**WORK INSTRUCTIONS**. Scan the lines below for the string "this" and copy every one that has it.

Entries from a visual dataset:
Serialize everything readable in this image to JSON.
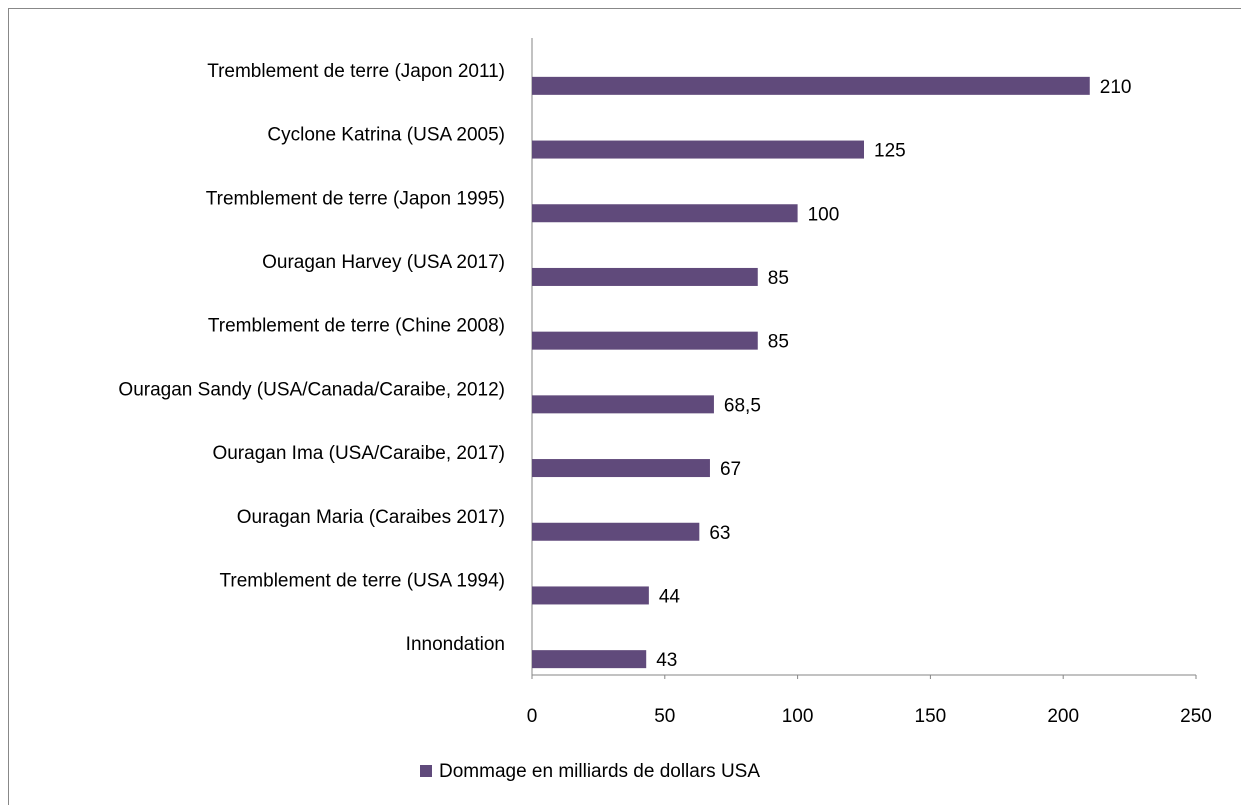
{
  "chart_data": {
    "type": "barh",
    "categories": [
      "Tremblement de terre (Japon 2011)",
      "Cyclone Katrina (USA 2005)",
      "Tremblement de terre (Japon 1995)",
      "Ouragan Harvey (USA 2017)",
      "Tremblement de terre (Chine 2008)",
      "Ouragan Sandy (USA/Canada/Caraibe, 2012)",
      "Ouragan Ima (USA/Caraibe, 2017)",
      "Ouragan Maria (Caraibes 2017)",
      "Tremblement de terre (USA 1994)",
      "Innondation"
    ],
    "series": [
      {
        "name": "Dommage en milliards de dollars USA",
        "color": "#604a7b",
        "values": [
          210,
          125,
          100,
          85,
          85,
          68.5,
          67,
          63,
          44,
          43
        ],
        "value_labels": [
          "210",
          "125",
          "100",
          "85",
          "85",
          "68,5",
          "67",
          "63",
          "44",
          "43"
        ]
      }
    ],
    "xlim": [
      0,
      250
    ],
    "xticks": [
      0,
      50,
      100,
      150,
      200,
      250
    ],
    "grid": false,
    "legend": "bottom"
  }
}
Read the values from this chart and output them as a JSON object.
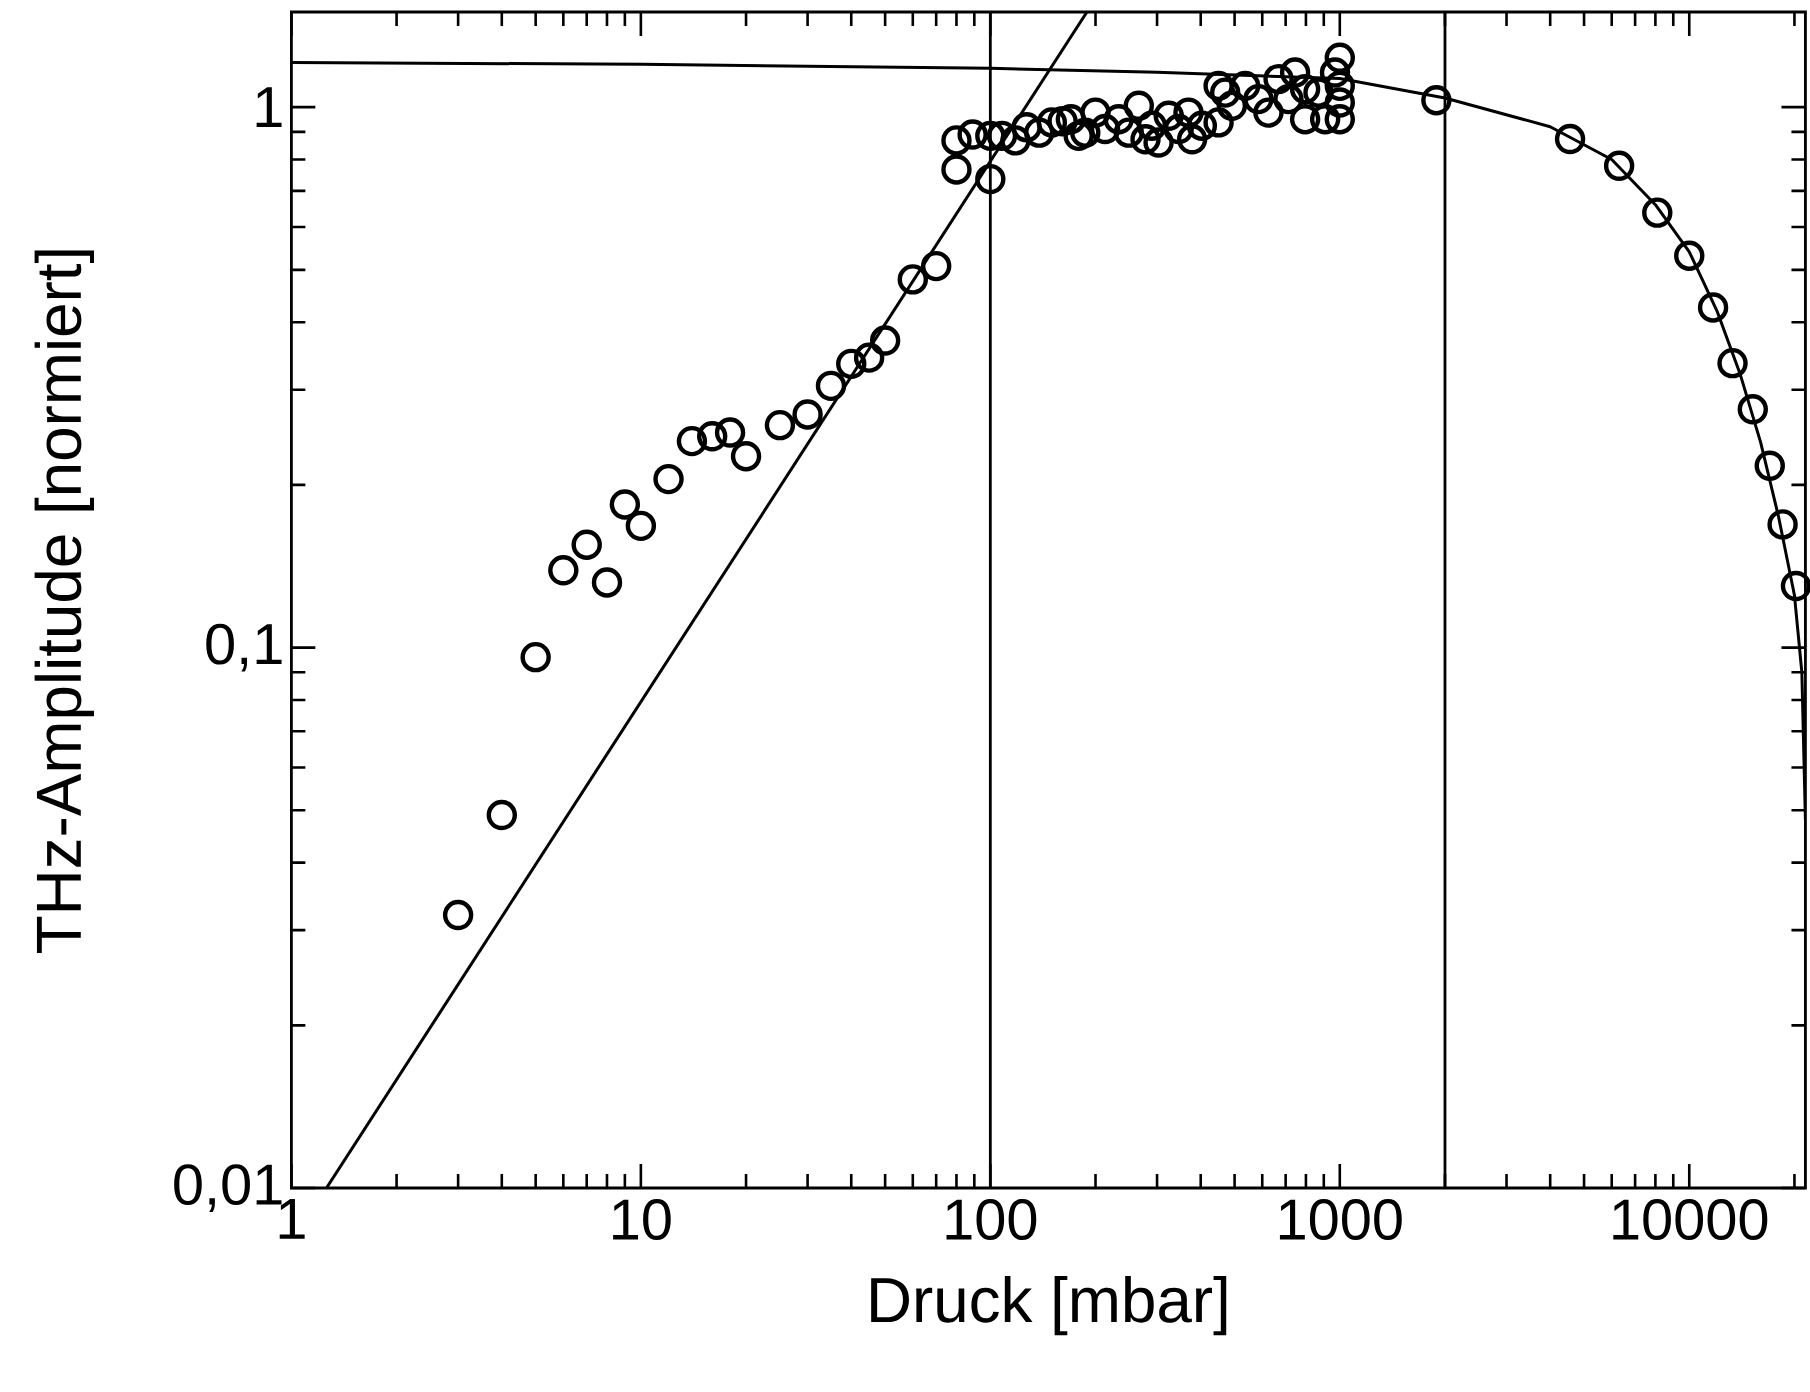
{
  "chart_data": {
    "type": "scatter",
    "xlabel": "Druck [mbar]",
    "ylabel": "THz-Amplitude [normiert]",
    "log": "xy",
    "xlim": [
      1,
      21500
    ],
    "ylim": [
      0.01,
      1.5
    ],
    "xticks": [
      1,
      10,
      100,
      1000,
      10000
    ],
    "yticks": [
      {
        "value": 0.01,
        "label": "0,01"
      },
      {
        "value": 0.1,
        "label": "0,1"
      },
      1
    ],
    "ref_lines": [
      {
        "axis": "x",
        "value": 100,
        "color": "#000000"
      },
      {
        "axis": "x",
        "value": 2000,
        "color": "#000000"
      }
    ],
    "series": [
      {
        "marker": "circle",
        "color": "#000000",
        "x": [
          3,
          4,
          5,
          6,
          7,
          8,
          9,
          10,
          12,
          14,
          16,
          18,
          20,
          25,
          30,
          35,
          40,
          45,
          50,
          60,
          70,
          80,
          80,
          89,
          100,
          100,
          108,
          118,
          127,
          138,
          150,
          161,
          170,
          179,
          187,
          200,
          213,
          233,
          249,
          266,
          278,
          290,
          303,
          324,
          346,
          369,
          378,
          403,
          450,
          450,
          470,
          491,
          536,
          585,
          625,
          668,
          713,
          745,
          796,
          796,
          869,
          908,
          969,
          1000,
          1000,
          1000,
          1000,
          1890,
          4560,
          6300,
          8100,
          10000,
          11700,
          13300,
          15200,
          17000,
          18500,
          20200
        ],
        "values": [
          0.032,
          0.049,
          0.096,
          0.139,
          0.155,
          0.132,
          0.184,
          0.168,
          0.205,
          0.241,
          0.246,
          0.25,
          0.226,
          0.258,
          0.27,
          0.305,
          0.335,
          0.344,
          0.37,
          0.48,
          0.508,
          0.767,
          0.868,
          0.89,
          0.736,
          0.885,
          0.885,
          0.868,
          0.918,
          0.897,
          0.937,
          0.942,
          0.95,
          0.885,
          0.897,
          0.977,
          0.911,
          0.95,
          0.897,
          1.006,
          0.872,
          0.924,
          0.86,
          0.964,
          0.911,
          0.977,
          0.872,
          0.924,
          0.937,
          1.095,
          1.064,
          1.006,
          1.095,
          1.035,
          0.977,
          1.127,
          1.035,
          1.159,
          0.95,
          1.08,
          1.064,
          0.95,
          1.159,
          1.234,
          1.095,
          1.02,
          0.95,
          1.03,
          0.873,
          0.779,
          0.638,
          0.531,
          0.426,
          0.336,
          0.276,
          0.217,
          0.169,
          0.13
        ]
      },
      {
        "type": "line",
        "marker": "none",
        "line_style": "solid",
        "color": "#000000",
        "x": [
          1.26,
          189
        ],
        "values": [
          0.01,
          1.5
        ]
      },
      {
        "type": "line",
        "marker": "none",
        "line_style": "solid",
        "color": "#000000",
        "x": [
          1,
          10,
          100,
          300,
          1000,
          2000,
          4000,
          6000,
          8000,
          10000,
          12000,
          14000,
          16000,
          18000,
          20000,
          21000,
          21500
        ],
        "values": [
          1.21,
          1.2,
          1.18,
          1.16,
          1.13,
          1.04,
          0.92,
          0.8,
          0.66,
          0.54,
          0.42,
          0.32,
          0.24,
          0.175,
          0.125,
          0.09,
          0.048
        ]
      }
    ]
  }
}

**COMPLETE OUTPUT**.
Serialize everything readable in this image to JSON.
Read the values from this chart and output them as a JSON object.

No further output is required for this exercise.